━━ STORED ROWS ━━
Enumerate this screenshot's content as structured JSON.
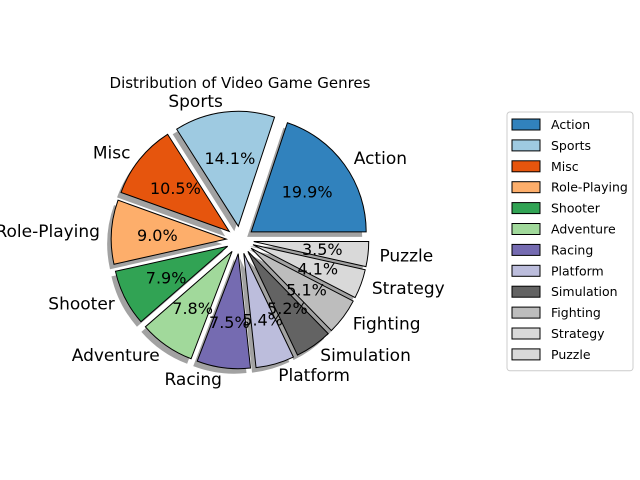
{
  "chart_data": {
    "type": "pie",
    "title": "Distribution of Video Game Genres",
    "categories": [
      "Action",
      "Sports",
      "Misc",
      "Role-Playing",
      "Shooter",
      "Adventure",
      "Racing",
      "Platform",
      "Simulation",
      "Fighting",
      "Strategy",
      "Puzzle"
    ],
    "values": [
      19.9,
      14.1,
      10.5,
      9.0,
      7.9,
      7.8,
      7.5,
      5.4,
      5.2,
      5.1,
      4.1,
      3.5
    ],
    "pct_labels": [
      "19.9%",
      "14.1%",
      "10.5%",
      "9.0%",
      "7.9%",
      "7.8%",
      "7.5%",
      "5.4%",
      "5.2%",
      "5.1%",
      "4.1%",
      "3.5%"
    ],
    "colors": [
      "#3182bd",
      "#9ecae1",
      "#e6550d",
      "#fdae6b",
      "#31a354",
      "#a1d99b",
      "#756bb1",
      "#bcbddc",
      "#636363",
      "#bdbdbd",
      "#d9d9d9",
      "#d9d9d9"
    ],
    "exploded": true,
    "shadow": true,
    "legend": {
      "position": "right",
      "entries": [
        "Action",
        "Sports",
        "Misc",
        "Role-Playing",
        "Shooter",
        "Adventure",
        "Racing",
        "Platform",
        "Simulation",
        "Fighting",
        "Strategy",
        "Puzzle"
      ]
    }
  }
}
━━━
━━ STORED ROWS ━━
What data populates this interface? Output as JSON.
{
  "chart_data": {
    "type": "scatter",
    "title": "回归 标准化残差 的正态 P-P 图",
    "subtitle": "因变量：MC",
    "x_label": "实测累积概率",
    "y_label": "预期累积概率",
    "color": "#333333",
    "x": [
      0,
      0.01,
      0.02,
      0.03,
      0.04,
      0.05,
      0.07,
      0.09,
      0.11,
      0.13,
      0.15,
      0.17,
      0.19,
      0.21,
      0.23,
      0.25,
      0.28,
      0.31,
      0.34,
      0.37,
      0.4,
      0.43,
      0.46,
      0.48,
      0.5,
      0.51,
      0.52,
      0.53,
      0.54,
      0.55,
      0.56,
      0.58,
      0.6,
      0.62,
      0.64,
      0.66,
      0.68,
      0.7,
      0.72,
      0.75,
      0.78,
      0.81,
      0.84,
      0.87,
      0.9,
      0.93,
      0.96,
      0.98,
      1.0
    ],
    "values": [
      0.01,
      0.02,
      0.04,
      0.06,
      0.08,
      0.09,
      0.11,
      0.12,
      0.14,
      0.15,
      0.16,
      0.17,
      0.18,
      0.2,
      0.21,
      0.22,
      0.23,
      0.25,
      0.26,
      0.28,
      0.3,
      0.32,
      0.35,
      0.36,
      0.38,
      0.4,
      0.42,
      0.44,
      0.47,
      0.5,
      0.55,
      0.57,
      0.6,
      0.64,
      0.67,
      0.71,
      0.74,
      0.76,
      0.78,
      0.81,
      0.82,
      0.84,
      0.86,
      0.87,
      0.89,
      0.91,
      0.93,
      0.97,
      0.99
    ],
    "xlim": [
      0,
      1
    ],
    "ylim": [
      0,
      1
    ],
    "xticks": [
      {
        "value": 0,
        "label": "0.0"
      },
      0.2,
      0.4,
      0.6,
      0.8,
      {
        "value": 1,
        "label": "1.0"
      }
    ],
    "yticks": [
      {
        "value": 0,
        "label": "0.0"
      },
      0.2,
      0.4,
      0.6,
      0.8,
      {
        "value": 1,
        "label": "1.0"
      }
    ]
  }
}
━━━
━━ STORED ROWS ━━
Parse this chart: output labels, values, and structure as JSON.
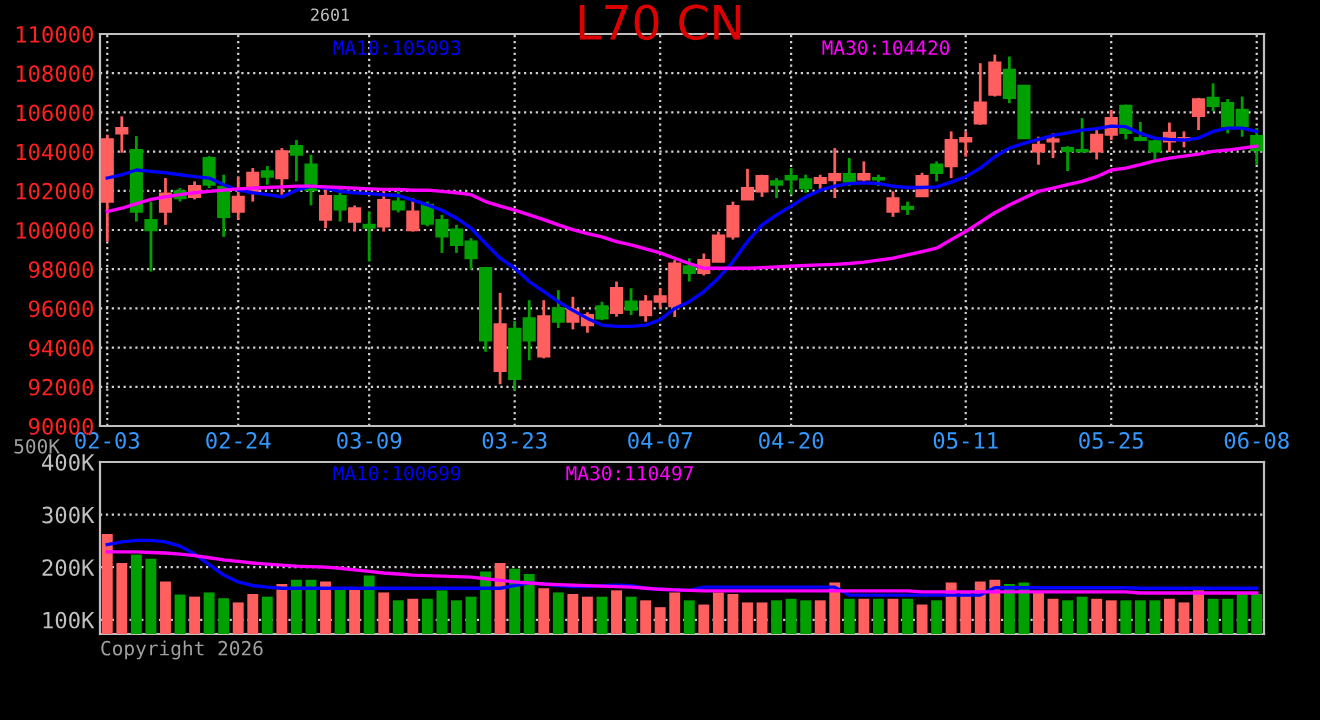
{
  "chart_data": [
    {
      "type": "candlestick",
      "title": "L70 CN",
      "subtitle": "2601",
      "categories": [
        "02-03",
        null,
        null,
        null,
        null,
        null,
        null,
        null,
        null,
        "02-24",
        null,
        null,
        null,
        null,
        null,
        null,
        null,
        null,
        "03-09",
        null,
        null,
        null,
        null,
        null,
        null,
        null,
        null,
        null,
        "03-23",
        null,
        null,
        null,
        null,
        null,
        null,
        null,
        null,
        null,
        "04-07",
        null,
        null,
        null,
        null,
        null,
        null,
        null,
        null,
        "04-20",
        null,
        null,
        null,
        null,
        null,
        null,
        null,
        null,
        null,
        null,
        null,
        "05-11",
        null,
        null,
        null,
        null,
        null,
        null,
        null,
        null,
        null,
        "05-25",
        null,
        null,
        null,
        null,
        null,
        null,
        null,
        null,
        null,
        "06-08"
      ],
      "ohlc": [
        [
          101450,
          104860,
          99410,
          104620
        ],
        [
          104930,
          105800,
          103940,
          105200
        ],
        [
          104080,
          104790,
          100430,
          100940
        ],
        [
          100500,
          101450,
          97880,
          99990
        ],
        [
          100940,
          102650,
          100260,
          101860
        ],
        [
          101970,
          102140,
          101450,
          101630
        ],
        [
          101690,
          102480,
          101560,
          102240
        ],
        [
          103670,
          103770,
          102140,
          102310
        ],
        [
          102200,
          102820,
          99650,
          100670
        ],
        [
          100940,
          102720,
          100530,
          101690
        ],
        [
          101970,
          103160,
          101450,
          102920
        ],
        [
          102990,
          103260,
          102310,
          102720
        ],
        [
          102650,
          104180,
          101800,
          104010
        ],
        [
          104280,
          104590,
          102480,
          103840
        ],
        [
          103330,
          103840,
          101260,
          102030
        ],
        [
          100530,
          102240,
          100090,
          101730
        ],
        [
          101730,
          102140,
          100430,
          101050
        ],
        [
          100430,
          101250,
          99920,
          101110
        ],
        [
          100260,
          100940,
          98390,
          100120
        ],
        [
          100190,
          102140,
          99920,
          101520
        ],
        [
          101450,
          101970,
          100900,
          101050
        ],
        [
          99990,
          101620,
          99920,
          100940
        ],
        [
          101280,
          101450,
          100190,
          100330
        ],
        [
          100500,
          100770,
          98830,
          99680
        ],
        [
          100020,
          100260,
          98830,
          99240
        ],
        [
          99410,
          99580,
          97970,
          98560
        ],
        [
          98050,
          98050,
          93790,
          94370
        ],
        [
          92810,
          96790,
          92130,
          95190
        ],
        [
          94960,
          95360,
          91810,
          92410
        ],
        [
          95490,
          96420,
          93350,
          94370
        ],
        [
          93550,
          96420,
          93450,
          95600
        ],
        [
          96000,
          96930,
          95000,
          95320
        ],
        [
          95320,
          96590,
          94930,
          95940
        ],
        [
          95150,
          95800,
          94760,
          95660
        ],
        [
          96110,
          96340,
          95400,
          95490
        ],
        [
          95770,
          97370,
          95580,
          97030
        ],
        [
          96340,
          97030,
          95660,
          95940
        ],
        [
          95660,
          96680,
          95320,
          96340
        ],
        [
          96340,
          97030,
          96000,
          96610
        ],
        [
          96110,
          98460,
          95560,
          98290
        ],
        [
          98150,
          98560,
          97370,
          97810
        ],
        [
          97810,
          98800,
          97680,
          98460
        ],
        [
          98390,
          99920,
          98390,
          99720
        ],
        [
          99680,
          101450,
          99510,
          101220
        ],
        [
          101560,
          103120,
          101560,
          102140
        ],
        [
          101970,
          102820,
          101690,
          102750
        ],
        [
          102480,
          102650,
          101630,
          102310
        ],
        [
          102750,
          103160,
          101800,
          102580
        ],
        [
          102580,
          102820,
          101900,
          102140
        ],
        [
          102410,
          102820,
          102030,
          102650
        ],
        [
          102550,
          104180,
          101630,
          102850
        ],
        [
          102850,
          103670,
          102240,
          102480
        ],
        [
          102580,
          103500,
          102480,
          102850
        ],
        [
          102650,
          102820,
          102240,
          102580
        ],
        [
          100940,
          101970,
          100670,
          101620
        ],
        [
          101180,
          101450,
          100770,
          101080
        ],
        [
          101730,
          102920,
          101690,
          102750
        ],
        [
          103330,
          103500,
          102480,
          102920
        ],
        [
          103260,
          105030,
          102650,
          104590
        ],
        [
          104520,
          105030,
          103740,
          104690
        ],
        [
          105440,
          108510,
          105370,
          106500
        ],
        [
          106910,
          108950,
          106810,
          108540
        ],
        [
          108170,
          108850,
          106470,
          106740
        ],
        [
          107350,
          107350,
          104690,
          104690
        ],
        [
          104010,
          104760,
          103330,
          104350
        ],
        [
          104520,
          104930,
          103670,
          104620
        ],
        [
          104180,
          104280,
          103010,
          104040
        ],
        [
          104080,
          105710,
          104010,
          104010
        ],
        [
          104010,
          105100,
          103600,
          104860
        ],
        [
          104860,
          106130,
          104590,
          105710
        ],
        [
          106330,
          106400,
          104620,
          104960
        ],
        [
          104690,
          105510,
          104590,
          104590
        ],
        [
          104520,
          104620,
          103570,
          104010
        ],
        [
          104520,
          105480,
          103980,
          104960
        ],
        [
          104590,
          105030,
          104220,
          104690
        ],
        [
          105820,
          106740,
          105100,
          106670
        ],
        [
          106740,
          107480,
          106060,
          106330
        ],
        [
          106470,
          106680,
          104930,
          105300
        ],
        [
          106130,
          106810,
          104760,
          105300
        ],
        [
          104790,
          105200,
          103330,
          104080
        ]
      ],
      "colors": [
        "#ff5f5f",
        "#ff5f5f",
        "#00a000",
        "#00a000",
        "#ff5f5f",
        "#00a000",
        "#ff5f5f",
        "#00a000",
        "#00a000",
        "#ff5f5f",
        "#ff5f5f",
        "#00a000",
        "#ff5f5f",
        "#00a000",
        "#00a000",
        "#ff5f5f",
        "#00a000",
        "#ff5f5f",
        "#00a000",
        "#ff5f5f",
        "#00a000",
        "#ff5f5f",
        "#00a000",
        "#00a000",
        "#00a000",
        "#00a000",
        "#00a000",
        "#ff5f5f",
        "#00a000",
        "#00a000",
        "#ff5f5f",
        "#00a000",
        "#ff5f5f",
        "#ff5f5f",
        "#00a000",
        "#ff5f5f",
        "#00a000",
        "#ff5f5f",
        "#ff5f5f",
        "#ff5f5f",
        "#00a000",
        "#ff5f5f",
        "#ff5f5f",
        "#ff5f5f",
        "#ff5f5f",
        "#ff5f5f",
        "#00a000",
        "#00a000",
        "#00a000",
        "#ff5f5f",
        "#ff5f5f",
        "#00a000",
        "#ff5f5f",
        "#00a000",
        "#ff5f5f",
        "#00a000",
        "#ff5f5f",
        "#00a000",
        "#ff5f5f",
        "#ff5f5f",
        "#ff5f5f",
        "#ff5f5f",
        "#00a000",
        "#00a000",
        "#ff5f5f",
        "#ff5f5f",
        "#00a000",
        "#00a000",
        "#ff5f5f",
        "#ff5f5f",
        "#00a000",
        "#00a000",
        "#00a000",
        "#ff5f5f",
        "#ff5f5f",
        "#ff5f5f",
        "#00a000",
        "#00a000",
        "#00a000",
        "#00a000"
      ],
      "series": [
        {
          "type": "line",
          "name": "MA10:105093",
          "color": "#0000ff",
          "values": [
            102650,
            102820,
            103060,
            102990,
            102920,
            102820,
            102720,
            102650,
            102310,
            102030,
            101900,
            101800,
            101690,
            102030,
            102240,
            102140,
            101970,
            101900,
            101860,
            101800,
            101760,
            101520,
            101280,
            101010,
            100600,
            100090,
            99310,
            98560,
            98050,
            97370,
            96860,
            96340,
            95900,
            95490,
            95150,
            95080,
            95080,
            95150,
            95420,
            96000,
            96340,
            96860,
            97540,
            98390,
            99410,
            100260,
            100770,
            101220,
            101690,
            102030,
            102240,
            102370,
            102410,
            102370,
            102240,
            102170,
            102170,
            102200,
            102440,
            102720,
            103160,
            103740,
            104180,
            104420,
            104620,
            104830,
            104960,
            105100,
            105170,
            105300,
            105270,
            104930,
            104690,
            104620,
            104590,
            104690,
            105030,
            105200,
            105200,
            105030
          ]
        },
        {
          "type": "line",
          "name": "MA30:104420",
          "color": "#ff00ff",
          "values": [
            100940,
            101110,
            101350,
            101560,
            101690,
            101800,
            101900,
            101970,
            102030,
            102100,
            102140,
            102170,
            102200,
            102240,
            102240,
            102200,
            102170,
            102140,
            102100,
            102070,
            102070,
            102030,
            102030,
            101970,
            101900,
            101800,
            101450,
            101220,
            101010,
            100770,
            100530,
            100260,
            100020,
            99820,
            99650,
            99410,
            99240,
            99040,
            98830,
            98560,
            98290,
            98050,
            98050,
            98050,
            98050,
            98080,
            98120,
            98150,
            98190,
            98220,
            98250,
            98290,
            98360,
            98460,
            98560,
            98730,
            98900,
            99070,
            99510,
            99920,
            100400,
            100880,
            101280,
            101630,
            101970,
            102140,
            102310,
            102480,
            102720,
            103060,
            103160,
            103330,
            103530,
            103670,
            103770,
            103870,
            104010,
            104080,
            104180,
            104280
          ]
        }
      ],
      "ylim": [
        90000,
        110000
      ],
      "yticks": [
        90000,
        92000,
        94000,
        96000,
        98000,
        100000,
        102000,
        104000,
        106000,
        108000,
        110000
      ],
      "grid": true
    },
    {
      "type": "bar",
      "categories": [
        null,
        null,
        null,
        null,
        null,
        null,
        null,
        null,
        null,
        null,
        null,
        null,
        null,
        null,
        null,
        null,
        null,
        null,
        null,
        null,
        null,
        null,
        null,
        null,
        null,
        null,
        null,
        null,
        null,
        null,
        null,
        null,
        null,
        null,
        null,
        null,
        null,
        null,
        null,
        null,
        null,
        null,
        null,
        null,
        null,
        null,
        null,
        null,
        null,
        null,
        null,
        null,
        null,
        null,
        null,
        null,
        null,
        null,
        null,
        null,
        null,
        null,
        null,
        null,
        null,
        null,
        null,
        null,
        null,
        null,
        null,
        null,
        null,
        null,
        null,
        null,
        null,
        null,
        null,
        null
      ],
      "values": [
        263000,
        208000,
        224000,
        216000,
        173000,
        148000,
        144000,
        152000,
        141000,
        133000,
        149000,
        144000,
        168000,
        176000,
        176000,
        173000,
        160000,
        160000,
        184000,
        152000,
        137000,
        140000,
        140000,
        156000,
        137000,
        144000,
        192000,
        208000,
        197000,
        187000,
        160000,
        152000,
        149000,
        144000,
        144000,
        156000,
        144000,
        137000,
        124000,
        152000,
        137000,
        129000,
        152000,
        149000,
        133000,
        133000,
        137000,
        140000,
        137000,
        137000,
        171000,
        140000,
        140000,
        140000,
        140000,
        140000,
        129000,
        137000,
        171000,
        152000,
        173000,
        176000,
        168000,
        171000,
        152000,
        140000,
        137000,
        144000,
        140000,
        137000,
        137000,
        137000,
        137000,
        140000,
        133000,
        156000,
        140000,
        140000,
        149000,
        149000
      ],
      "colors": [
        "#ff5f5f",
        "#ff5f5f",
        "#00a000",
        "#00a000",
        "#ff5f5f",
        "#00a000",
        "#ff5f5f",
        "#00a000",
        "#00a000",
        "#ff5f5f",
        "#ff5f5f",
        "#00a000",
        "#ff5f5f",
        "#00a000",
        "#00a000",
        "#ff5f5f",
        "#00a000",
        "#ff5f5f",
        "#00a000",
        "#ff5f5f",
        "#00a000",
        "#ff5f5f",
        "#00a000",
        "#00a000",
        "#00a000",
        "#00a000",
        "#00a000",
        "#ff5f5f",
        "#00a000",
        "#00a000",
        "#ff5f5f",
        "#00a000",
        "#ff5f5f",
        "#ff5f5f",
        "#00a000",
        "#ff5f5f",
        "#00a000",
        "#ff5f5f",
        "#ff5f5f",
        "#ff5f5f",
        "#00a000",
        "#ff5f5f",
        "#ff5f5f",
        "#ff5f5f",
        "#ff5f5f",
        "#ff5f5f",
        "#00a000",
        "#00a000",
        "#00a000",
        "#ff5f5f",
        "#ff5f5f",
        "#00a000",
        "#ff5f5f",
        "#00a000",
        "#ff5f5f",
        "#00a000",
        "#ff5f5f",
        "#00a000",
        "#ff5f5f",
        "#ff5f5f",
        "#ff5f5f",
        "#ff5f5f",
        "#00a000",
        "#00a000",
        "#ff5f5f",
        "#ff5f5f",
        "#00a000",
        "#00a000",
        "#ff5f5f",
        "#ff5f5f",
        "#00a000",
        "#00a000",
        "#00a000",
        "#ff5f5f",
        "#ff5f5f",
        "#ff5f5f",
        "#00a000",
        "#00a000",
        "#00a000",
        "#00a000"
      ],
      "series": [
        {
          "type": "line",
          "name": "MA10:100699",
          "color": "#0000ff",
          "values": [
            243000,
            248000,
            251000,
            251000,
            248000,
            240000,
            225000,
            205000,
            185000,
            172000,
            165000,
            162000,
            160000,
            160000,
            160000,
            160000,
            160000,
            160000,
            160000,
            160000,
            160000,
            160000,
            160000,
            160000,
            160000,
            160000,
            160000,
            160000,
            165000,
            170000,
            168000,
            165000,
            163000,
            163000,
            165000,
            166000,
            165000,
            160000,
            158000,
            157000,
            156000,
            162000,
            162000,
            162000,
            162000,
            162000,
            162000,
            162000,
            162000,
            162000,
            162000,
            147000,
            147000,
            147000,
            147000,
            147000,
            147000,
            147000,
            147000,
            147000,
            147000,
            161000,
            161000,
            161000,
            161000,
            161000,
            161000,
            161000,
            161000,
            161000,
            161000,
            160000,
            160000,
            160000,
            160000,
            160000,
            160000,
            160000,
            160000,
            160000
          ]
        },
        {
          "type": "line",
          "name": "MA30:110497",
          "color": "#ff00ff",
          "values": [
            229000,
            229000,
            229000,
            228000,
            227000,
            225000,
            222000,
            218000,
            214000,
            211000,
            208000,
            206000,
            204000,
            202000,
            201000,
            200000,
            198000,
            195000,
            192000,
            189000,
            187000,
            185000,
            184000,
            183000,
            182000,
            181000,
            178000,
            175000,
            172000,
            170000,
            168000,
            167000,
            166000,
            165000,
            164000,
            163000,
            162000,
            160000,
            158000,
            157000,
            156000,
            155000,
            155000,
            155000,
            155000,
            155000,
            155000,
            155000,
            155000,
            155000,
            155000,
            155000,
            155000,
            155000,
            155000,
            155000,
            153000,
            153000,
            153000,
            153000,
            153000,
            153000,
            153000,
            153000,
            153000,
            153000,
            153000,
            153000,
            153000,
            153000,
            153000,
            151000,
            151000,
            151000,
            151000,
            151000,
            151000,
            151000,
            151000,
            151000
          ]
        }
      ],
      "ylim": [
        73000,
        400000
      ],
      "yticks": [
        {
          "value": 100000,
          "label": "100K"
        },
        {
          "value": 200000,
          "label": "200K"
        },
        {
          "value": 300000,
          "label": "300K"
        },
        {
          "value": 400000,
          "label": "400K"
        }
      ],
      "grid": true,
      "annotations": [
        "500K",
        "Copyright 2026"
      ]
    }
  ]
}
━━━
WRITTEN PROBLEM
Go through the material and copy out every line with "true" in it.

THE REPLY
    "exploded": true,
    "shadow": true,
      "grid": true
      "grid": true,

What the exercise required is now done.